___ Dataset rows ___
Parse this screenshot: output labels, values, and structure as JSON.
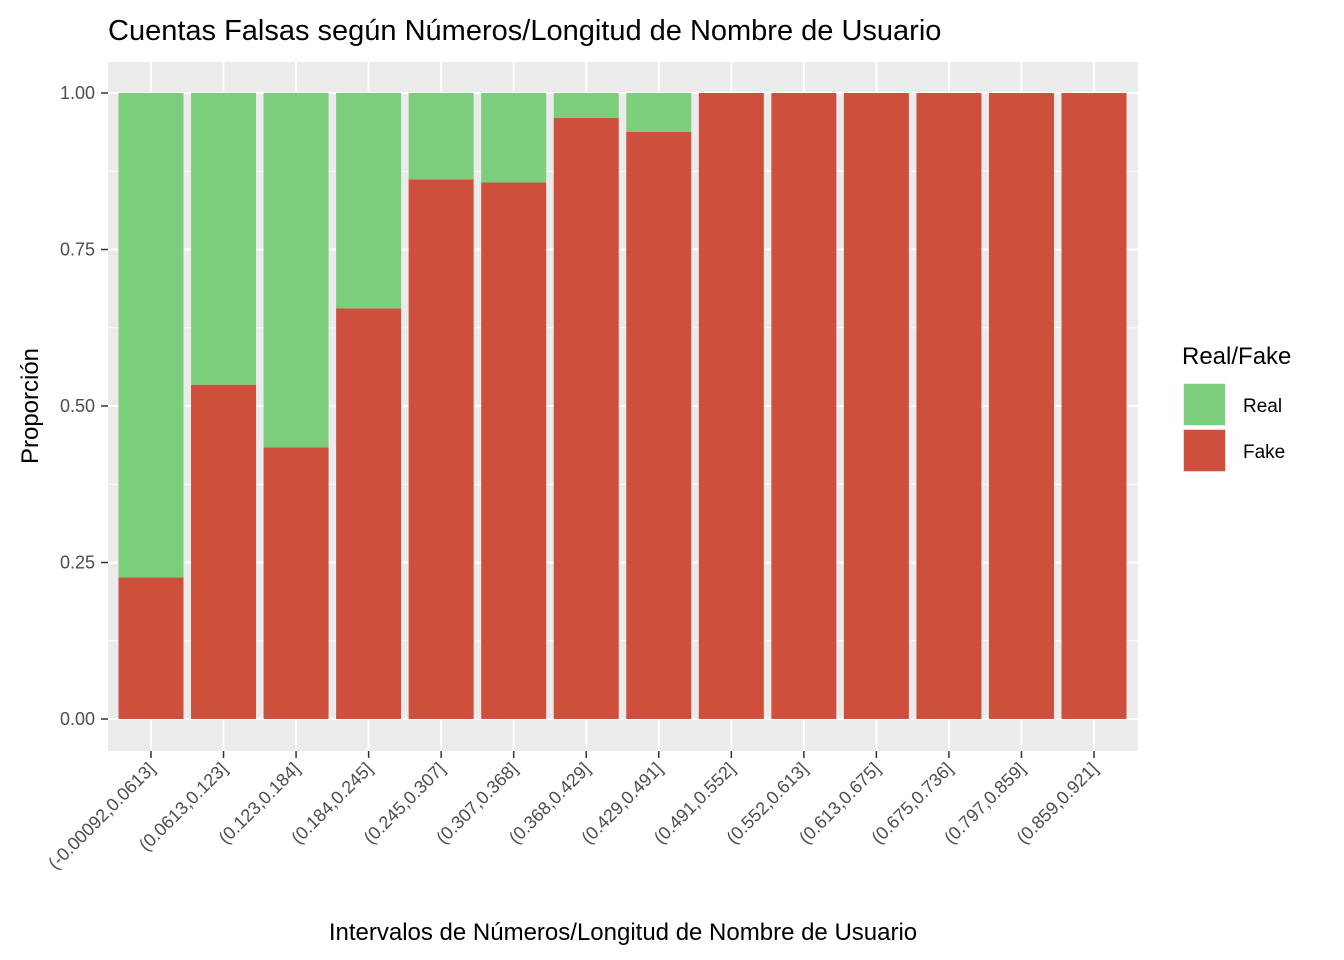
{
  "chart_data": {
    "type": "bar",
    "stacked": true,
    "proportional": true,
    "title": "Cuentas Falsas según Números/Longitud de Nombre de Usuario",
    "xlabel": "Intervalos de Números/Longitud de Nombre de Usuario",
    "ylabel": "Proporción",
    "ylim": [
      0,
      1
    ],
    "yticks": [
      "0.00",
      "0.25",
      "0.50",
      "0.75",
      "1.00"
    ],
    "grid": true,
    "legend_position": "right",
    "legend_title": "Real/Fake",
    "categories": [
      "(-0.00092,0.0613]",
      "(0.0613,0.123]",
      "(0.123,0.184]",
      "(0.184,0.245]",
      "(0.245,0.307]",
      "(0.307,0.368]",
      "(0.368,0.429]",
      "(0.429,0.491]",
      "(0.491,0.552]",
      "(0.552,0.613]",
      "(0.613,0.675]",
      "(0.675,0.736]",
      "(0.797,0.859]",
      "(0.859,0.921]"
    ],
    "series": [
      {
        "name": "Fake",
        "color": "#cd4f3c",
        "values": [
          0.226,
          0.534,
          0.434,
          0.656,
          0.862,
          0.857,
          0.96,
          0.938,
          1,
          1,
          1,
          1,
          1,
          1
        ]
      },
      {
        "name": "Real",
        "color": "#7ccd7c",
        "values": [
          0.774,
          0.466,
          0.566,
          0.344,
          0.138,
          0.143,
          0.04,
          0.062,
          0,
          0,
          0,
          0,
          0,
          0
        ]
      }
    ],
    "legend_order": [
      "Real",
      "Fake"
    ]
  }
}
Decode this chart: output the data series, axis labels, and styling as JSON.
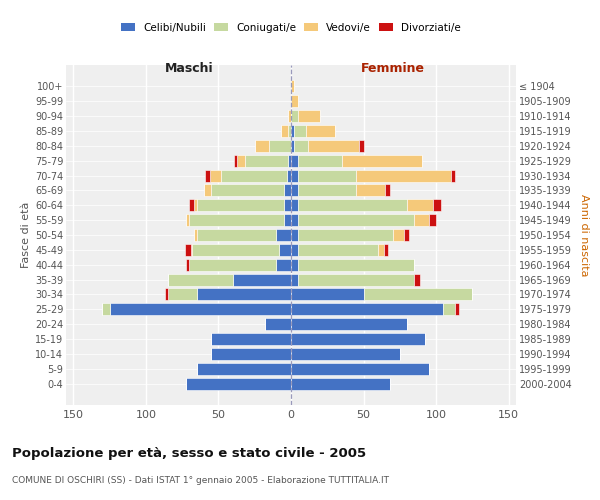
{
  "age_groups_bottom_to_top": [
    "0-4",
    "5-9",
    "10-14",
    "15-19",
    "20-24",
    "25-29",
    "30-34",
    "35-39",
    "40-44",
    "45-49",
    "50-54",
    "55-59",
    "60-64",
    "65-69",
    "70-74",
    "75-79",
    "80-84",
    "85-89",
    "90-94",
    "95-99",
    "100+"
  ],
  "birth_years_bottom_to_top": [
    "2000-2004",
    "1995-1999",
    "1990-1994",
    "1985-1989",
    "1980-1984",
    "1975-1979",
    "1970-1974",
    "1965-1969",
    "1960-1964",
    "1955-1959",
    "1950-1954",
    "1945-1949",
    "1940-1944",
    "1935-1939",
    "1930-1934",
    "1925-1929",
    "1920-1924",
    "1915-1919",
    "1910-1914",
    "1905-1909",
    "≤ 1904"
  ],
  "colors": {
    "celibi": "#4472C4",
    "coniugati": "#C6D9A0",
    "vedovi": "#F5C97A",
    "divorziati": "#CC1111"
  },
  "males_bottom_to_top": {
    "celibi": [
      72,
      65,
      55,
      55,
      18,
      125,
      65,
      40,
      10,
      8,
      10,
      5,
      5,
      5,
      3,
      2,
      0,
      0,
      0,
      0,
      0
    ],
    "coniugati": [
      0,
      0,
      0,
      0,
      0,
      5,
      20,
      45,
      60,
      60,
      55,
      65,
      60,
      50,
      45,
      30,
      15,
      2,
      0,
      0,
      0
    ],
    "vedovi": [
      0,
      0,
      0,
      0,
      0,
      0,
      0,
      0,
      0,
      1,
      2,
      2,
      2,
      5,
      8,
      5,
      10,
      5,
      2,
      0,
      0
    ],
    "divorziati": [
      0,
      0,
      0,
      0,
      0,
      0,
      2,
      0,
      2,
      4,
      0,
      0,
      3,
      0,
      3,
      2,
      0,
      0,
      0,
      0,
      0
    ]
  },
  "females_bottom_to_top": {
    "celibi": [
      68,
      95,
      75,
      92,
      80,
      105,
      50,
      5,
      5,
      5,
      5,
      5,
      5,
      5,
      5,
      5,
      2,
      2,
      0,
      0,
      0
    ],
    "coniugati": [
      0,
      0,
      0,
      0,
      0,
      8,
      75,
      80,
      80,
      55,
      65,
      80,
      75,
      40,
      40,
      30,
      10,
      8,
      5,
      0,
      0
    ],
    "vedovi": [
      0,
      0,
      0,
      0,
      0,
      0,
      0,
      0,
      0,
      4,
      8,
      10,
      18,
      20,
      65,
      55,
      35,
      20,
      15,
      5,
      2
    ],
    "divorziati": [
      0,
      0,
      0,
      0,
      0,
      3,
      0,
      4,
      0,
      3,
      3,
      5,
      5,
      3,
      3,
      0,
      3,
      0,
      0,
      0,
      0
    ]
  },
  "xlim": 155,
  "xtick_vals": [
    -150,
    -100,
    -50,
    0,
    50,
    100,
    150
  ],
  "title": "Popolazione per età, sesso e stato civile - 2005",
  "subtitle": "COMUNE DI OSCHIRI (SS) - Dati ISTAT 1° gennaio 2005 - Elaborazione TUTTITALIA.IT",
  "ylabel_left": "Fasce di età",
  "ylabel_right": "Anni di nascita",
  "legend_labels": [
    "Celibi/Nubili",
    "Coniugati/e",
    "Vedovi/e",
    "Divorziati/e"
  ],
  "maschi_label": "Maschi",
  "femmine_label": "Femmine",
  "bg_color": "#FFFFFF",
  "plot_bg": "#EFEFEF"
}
___
___ Dataset rows ___
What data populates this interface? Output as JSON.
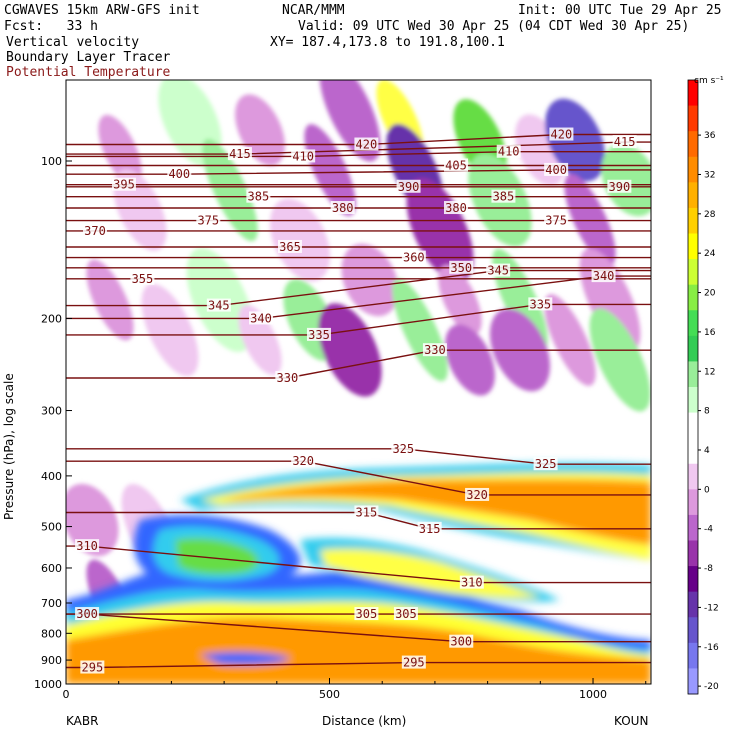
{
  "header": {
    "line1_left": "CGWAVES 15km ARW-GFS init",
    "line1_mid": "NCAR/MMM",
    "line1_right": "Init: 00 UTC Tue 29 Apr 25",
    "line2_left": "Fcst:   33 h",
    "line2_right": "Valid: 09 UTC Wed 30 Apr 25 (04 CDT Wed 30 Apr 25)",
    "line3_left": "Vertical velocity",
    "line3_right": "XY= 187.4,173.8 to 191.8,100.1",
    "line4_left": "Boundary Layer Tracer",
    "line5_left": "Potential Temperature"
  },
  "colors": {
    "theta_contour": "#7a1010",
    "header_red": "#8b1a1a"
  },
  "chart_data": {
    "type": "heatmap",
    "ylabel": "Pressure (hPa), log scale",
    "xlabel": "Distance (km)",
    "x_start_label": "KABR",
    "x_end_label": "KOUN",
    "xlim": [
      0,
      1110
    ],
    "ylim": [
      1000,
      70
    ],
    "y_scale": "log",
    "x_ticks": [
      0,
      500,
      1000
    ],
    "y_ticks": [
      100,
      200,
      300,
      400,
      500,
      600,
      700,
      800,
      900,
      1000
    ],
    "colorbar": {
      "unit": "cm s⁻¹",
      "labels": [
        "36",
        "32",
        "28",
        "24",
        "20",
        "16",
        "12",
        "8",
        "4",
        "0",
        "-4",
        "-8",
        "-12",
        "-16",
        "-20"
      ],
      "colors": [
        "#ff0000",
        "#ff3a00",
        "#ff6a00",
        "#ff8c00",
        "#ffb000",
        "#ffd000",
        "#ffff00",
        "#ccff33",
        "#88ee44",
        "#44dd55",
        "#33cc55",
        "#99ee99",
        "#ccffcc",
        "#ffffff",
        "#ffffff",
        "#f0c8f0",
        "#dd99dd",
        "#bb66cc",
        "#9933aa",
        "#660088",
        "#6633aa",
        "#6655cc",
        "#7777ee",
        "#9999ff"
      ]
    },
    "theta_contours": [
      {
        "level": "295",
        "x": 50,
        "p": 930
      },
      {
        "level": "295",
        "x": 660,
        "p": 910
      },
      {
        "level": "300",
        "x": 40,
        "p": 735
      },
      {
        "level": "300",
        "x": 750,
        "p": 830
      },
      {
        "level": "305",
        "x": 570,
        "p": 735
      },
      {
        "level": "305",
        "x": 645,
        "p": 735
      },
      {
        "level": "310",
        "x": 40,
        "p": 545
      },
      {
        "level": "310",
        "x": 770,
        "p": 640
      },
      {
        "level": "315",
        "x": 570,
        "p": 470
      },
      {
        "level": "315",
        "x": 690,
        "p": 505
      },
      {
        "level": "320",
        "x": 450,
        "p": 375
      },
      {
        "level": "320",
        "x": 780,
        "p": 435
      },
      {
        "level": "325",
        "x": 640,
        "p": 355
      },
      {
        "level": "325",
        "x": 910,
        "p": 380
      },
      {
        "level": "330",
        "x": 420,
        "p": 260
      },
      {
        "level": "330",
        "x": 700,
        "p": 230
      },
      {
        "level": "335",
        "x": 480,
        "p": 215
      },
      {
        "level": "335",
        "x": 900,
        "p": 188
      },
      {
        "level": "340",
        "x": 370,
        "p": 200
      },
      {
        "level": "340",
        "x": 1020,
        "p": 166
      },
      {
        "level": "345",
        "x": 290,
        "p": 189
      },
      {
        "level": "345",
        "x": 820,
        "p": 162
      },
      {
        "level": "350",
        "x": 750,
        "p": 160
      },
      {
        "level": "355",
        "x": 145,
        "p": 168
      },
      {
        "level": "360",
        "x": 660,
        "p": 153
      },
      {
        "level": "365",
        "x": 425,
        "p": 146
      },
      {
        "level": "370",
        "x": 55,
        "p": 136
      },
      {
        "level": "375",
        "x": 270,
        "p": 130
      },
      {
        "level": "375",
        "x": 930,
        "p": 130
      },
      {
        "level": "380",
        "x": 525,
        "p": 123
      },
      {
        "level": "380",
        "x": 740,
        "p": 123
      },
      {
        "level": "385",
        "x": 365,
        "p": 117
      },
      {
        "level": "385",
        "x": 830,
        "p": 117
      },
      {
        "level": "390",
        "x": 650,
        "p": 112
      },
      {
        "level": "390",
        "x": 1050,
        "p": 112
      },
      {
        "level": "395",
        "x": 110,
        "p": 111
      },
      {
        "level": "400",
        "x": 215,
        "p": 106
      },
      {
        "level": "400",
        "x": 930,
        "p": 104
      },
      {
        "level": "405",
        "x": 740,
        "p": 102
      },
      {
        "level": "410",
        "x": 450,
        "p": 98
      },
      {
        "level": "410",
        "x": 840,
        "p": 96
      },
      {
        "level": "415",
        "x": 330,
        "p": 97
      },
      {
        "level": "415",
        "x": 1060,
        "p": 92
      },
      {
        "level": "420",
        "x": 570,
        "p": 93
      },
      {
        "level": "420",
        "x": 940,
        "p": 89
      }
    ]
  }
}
___
___ Dataset rows ___
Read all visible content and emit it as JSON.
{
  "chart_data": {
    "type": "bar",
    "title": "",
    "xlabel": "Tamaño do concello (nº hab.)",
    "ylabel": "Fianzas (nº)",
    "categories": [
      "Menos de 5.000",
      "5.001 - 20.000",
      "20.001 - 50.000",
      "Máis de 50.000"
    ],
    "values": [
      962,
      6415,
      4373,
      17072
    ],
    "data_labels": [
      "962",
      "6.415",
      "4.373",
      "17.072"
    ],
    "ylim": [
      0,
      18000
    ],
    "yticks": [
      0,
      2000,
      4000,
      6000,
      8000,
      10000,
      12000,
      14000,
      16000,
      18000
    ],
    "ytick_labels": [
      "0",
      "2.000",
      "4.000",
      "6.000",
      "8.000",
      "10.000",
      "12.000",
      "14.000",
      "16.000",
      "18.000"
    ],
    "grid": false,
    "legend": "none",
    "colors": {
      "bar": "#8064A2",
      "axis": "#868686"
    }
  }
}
___
Wherever the string "values" appears in the entries above, list that line.

* **Answer**:
Parse this screenshot: output labels, values, and structure as JSON.
        "values": [
        "values": [
    "values": [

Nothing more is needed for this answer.